* **What you should do**: Collect every line that includes the string "improved".

Data entries:
+---+

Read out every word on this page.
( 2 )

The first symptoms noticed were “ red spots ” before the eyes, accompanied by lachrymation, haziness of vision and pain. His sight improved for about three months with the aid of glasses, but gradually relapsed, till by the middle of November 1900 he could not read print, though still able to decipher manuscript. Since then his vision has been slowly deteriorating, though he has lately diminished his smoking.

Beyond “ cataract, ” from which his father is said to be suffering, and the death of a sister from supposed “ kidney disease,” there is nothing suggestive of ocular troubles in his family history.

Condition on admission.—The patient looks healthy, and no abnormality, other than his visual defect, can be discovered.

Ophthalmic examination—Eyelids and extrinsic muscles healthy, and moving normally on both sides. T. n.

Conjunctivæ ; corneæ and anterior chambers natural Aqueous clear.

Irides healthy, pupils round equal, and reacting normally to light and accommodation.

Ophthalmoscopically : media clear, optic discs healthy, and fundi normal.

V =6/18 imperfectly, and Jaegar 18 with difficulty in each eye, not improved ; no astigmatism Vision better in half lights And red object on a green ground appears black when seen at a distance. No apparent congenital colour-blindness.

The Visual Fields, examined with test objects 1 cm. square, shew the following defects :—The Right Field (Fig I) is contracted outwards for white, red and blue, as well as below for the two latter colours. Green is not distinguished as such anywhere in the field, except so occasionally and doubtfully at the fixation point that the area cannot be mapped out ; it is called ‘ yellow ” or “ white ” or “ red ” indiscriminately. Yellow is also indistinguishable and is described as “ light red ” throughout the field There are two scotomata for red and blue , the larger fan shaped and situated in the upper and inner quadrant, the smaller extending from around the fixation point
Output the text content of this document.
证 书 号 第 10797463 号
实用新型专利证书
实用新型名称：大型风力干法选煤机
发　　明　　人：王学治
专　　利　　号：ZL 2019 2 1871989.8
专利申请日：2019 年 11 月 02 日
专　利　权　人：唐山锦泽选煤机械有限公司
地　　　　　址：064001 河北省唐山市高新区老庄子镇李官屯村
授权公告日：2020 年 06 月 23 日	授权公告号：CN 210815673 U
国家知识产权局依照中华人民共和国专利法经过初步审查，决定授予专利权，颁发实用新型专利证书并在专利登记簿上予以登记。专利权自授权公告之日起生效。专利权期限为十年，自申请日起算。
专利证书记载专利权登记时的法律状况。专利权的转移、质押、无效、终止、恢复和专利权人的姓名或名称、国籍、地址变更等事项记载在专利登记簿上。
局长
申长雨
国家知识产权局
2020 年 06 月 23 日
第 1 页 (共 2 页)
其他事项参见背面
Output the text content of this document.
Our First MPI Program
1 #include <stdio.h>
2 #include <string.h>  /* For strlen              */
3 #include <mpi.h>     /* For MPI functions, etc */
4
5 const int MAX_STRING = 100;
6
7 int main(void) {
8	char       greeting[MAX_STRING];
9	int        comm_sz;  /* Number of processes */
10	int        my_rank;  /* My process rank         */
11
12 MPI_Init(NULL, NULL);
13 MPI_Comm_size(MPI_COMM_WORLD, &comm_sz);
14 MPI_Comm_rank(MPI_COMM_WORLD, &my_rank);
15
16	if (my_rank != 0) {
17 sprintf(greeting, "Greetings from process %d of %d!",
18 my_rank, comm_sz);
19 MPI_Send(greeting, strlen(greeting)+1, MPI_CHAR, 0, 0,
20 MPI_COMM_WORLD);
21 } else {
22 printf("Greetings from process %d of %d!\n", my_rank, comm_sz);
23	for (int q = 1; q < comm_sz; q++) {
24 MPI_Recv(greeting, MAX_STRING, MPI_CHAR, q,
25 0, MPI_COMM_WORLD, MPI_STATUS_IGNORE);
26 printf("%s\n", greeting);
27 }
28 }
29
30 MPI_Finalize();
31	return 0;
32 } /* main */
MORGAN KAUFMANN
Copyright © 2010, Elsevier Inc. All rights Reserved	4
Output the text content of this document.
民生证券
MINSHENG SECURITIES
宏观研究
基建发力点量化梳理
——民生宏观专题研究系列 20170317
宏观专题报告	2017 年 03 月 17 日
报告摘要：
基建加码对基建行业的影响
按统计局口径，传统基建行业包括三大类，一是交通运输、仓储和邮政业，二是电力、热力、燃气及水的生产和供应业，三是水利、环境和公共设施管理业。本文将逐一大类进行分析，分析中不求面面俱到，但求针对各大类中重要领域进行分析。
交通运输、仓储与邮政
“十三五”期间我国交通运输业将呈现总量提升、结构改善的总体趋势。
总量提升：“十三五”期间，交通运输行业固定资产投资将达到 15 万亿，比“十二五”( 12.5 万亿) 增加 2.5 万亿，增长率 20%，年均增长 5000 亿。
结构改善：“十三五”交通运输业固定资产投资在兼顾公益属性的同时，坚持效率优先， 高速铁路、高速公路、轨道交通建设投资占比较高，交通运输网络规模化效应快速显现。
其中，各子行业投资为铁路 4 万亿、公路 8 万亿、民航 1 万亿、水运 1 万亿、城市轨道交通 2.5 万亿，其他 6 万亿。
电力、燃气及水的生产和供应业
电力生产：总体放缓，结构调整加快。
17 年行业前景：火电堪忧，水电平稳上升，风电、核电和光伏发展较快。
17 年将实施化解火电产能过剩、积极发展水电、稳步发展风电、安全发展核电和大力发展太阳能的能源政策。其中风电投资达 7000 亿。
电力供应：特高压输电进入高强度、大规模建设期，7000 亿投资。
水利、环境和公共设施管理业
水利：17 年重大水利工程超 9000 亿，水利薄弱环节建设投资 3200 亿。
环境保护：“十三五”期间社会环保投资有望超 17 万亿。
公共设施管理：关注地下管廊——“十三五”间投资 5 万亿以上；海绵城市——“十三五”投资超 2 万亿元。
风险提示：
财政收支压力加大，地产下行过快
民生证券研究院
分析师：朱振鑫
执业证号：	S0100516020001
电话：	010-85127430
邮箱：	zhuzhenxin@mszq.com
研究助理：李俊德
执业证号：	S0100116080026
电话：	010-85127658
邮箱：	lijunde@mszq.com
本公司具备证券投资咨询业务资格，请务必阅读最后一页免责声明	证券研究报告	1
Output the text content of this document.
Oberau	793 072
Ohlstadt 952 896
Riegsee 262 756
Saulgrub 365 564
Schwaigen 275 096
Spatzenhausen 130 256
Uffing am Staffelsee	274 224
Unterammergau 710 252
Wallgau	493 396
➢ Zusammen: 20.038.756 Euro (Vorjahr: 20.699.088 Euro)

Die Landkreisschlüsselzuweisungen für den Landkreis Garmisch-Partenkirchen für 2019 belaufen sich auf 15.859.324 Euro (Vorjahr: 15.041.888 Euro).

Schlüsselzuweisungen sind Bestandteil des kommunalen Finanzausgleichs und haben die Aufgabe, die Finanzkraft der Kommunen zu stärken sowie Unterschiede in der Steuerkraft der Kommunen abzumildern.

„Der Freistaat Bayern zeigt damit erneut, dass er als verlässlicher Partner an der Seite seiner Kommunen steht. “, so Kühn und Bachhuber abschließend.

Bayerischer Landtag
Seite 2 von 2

+---+

* **Solution below**:
The first symptoms noticed were “ red spots ” before the eyes, accompanied by lachrymation, haziness of vision and pain. His sight improved for about three months with the aid of glasses, but gradually relapsed, till by the middle of November 1900 he could not read print, though still able to decipher manuscript. Since then his vision has been slowly deteriorating, though he has lately diminished his smoking.
V =6/18 imperfectly, and Jaegar 18 with difficulty in each eye, not improved ; no astigmatism Vision better in half lights And red object on a green ground appears black when seen at a distance. No apparent congenital colour-blindness.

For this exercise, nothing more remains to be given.